A block of data
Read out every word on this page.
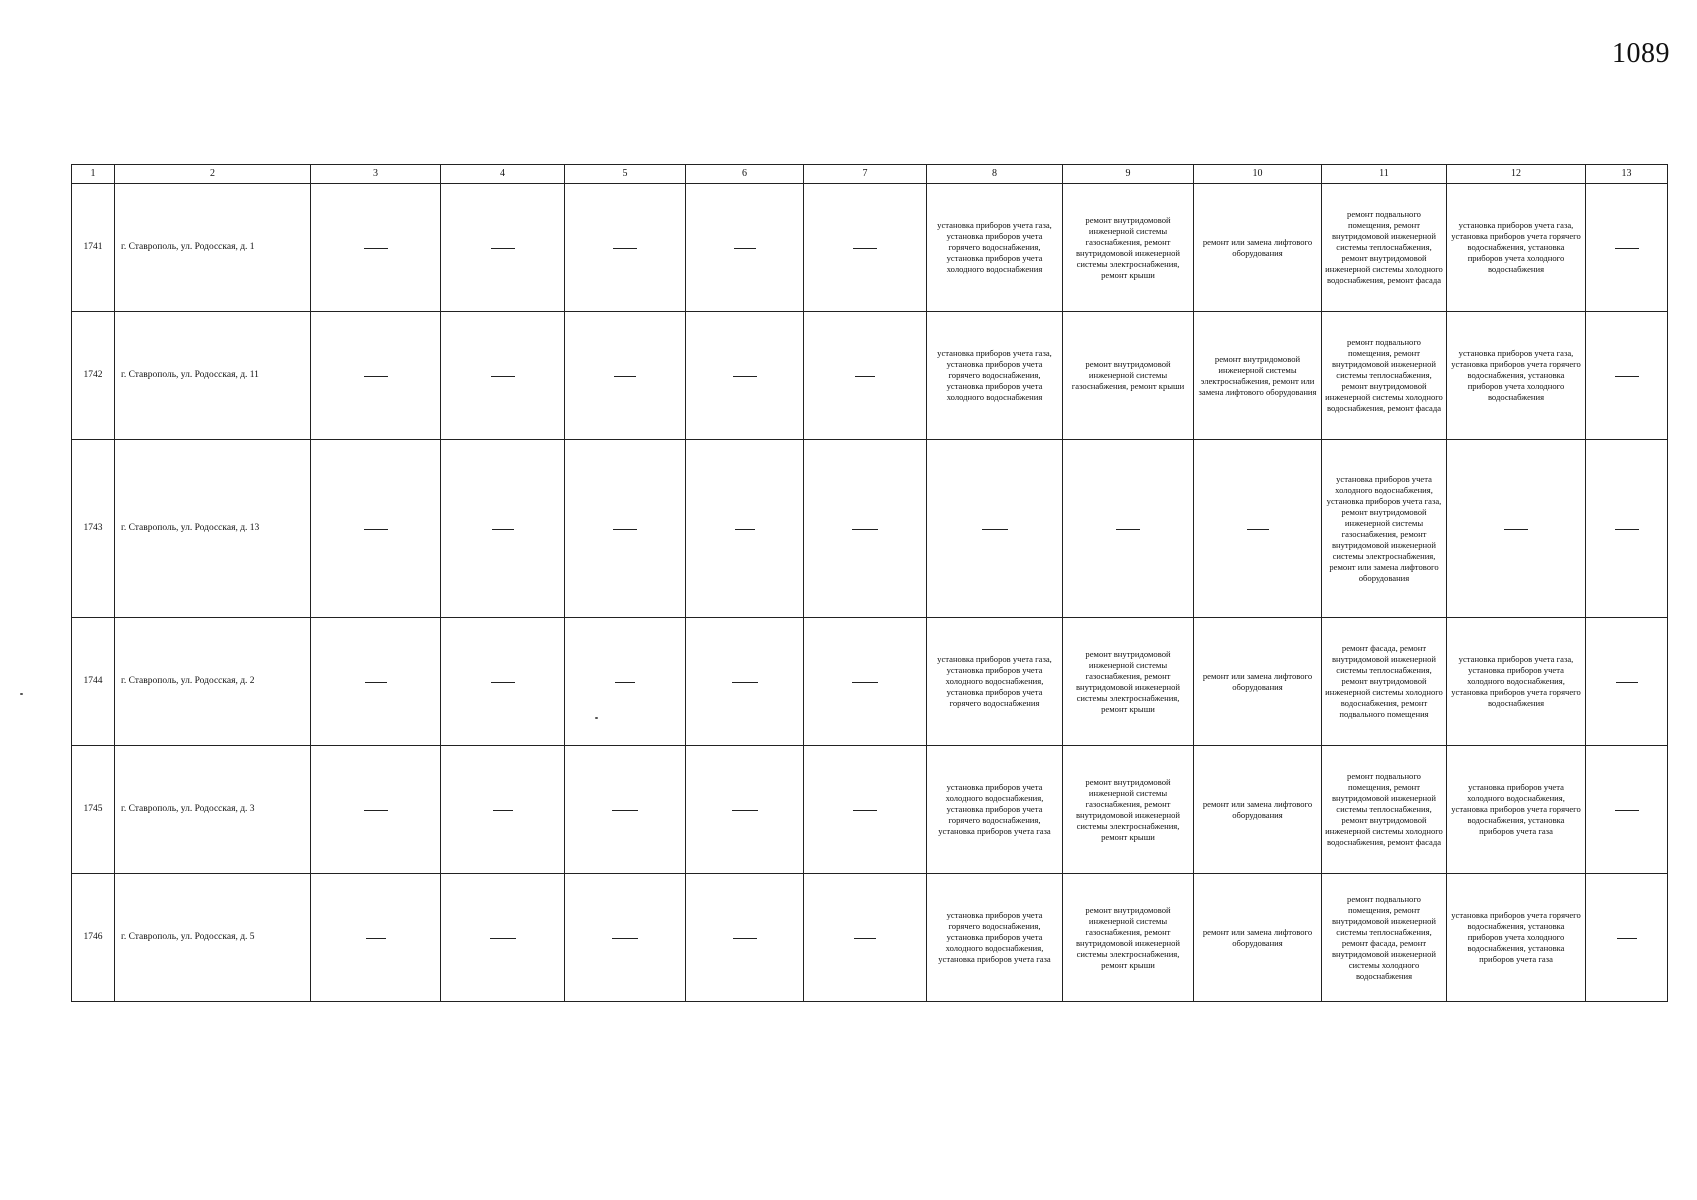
1089
1	2	3	4	5	6	7	8	9	10	11	12	13
1741	г. Ставрополь, ул. Родосская, д. 1						установка приборов учета газа, установка приборов учета горячего водоснабжения, установка приборов учета холодного водоснабжения	ремонт внутридомовой инженерной системы газоснабжения, ремонт внутридомовой инженерной системы электроснабжения, ремонт крыши	ремонт или замена лифтового оборудования	ремонт подвального помещения, ремонт внутридомовой инженерной системы теплоснабжения, ремонт внутридомовой инженерной системы холодного водоснабжения, ремонт фасада	установка приборов учета газа, установка приборов учета горячего водоснабжения, установка приборов учета холодного водоснабжения	
1742	г. Ставрополь, ул. Родосская, д. 11						установка приборов учета газа, установка приборов учета горячего водоснабжения, установка приборов учета холодного водоснабжения	ремонт внутридомовой инженерной системы газоснабжения, ремонт крыши	ремонт внутридомовой инженерной системы электроснабжения, ремонт или замена лифтового оборудования	ремонт подвального помещения, ремонт внутридомовой инженерной системы теплоснабжения, ремонт внутридомовой инженерной системы холодного водоснабжения, ремонт фасада	установка приборов учета газа, установка приборов учета горячего водоснабжения, установка приборов учета холодного водоснабжения	
1743	г. Ставрополь, ул. Родосская, д. 13									установка приборов учета холодного водоснабжения, установка приборов учета газа, ремонт внутридомовой инженерной системы газоснабжения, ремонт внутридомовой инженерной системы электроснабжения, ремонт или замена лифтового оборудования		
1744	г. Ставрополь, ул. Родосская, д. 2						установка приборов учета газа, установка приборов учета холодного водоснабжения, установка приборов учета горячего водоснабжения	ремонт внутридомовой инженерной системы газоснабжения, ремонт внутридомовой инженерной системы электроснабжения, ремонт крыши	ремонт или замена лифтового оборудования	ремонт фасада, ремонт внутридомовой инженерной системы теплоснабжения, ремонт внутридомовой инженерной системы холодного водоснабжения, ремонт подвального помещения	установка приборов учета газа, установка приборов учета холодного водоснабжения, установка приборов учета горячего водоснабжения	
1745	г. Ставрополь, ул. Родосская, д. 3						установка приборов учета холодного водоснабжения, установка приборов учета горячего водоснабжения, установка приборов учета газа	ремонт внутридомовой инженерной системы газоснабжения, ремонт внутридомовой инженерной системы электроснабжения, ремонт крыши	ремонт или замена лифтового оборудования	ремонт подвального помещения, ремонт внутридомовой инженерной системы теплоснабжения, ремонт внутридомовой инженерной системы холодного водоснабжения, ремонт фасада	установка приборов учета холодного водоснабжения, установка приборов учета горячего водоснабжения, установка приборов учета газа	
1746	г. Ставрополь, ул. Родосская, д. 5						установка приборов учета горячего водоснабжения, установка приборов учета холодного водоснабжения, установка приборов учета газа	ремонт внутридомовой инженерной системы газоснабжения, ремонт внутридомовой инженерной системы электроснабжения, ремонт крыши	ремонт или замена лифтового оборудования	ремонт подвального помещения, ремонт внутридомовой инженерной системы теплоснабжения, ремонт фасада, ремонт внутридомовой инженерной системы холодного водоснабжения	установка приборов учета горячего водоснабжения, установка приборов учета холодного водоснабжения, установка приборов учета газа	
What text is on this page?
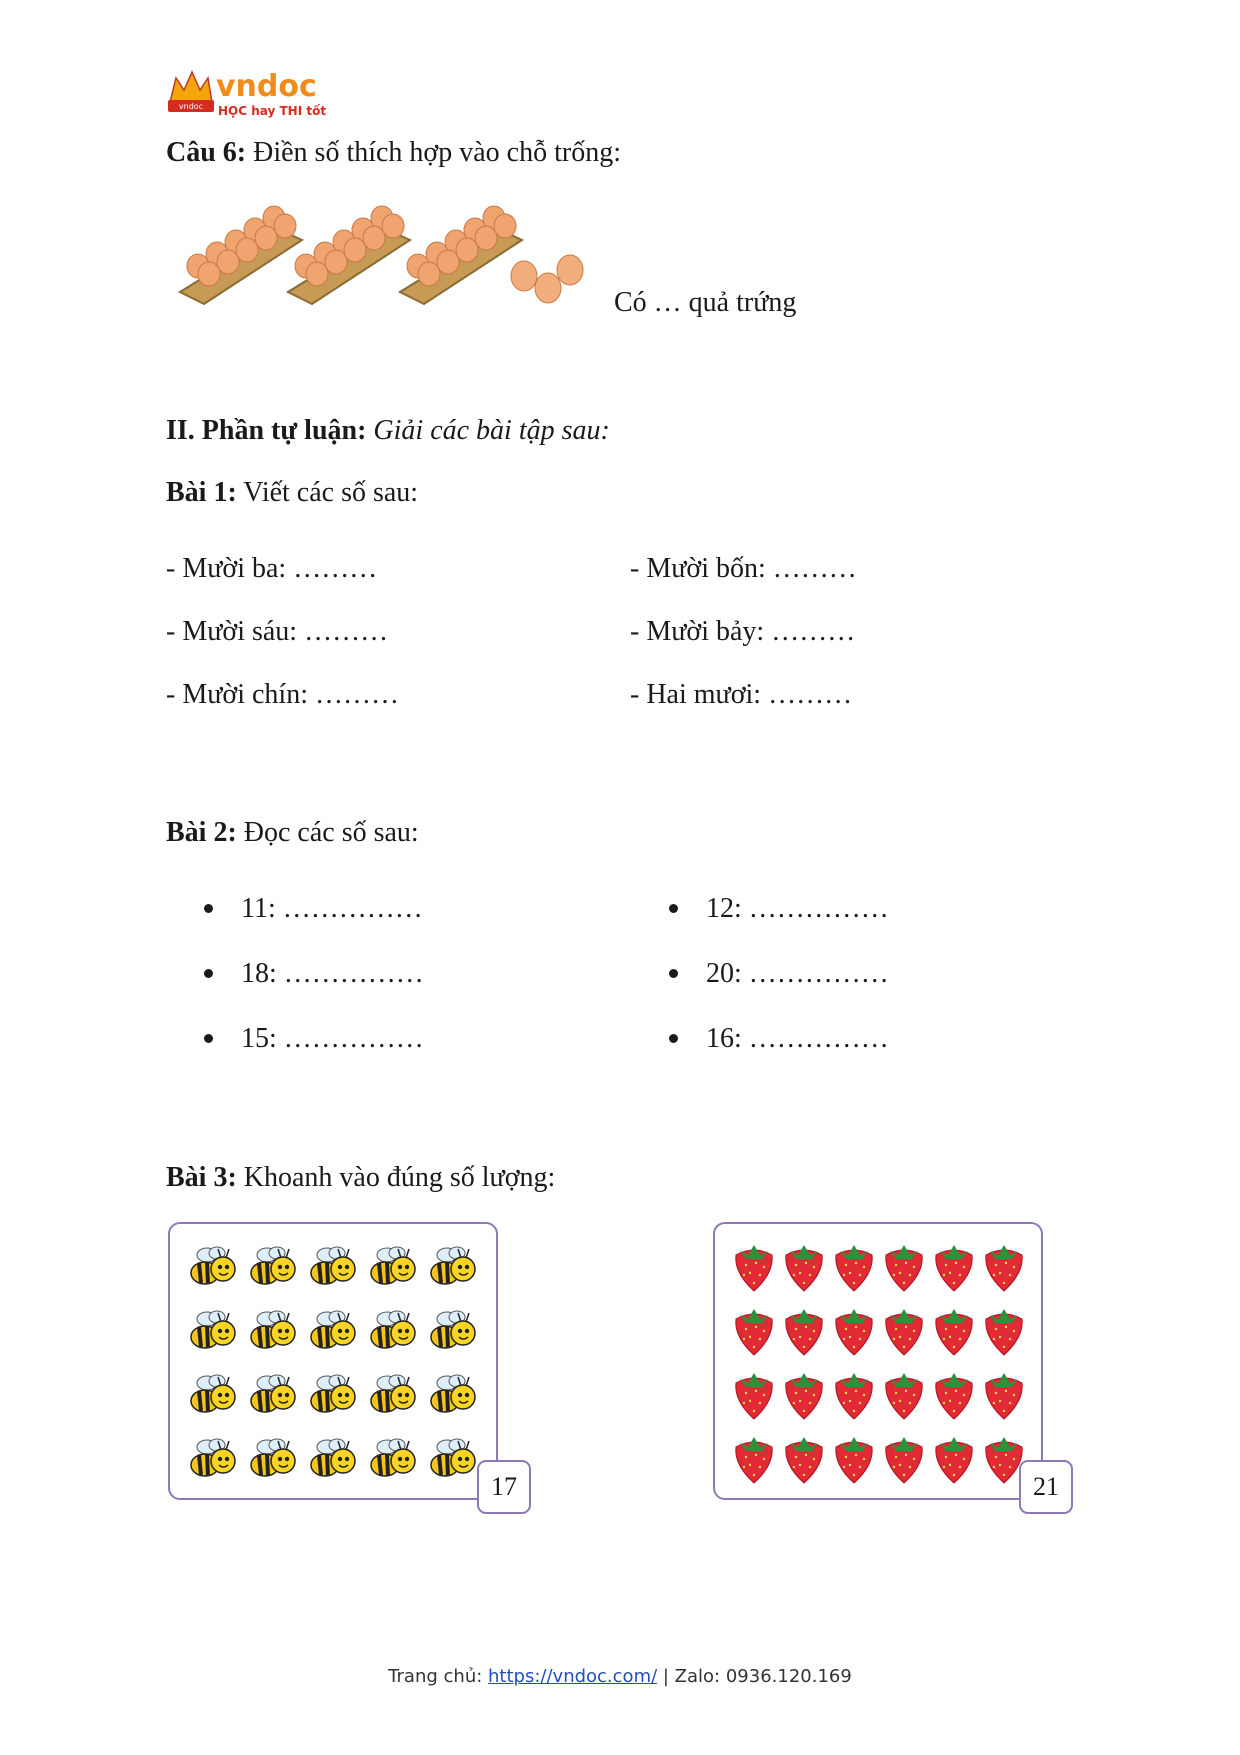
vndoc
vndoc
HỌC hay THI tốt
Câu 6: Điền số thích hợp vào chỗ trống:
Có … quả trứng
II. Phần tự luận: Giải các bài tập sau:
Bài 1: Viết các số sau:
- Mười ba: ………	- Mười bốn: ………
- Mười sáu: ………	- Mười bảy: ………
- Mười chín: ………	- Hai mươi: ………
Bài 2: Đọc các số sau:
11: ……………	12: ……………
18: ……………	20: ……………
15: ……………	16: ……………
Bài 3: Khoanh vào đúng số lượng:
17	21
Trang chủ: https://vndoc.com/ | Zalo: 0936.120.169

Requirements:
Transcribe every line in the entries above, taking out only the images.

Completed task:
Read out every word on this page.
1089
1	2	3	4	5	6	7	8	9	10	11	12	13
1741	г. Ставрополь, ул. Родосская, д. 1						установка приборов учета газа, установка приборов учета горячего водоснабжения, установка приборов учета холодного водоснабжения	ремонт внутридомовой инженерной системы газоснабжения, ремонт внутридомовой инженерной системы электроснабжения, ремонт крыши	ремонт или замена лифтового оборудования	ремонт подвального помещения, ремонт внутридомовой инженерной системы теплоснабжения, ремонт внутридомовой инженерной системы холодного водоснабжения, ремонт фасада	установка приборов учета газа, установка приборов учета горячего водоснабжения, установка приборов учета холодного водоснабжения	
1742	г. Ставрополь, ул. Родосская, д. 11						установка приборов учета газа, установка приборов учета горячего водоснабжения, установка приборов учета холодного водоснабжения	ремонт внутридомовой инженерной системы газоснабжения, ремонт крыши	ремонт внутридомовой инженерной системы электроснабжения, ремонт или замена лифтового оборудования	ремонт подвального помещения, ремонт внутридомовой инженерной системы теплоснабжения, ремонт внутридомовой инженерной системы холодного водоснабжения, ремонт фасада	установка приборов учета газа, установка приборов учета горячего водоснабжения, установка приборов учета холодного водоснабжения	
1743	г. Ставрополь, ул. Родосская, д. 13									установка приборов учета холодного водоснабжения, установка приборов учета газа, ремонт внутридомовой инженерной системы газоснабжения, ремонт внутридомовой инженерной системы электроснабжения, ремонт или замена лифтового оборудования		
1744	г. Ставрополь, ул. Родосская, д. 2						установка приборов учета газа, установка приборов учета холодного водоснабжения, установка приборов учета горячего водоснабжения	ремонт внутридомовой инженерной системы газоснабжения, ремонт внутридомовой инженерной системы электроснабжения, ремонт крыши	ремонт или замена лифтового оборудования	ремонт фасада, ремонт внутридомовой инженерной системы теплоснабжения, ремонт внутридомовой инженерной системы холодного водоснабжения, ремонт подвального помещения	установка приборов учета газа, установка приборов учета холодного водоснабжения, установка приборов учета горячего водоснабжения	
1745	г. Ставрополь, ул. Родосская, д. 3						установка приборов учета холодного водоснабжения, установка приборов учета горячего водоснабжения, установка приборов учета газа	ремонт внутридомовой инженерной системы газоснабжения, ремонт внутридомовой инженерной системы электроснабжения, ремонт крыши	ремонт или замена лифтового оборудования	ремонт подвального помещения, ремонт внутридомовой инженерной системы теплоснабжения, ремонт внутридомовой инженерной системы холодного водоснабжения, ремонт фасада	установка приборов учета холодного водоснабжения, установка приборов учета горячего водоснабжения, установка приборов учета газа	
1746	г. Ставрополь, ул. Родосская, д. 5						установка приборов учета горячего водоснабжения, установка приборов учета холодного водоснабжения, установка приборов учета газа	ремонт внутридомовой инженерной системы газоснабжения, ремонт внутридомовой инженерной системы электроснабжения, ремонт крыши	ремонт или замена лифтового оборудования	ремонт подвального помещения, ремонт внутридомовой инженерной системы теплоснабжения, ремонт фасада, ремонт внутридомовой инженерной системы холодного водоснабжения	установка приборов учета горячего водоснабжения, установка приборов учета холодного водоснабжения, установка приборов учета газа	
What text is on this page?
vndoc
vndoc
HỌC hay THI tốt
Câu 6: Điền số thích hợp vào chỗ trống:
Có … quả trứng
II. Phần tự luận: Giải các bài tập sau:
Bài 1: Viết các số sau:
- Mười ba: ………	- Mười bốn: ………
- Mười sáu: ………	- Mười bảy: ………
- Mười chín: ………	- Hai mươi: ………
Bài 2: Đọc các số sau:
11: ……………	12: ……………
18: ……………	20: ……………
15: ……………	16: ……………
Bài 3: Khoanh vào đúng số lượng:
17	21
Trang chủ: https://vndoc.com/ | Zalo: 0936.120.169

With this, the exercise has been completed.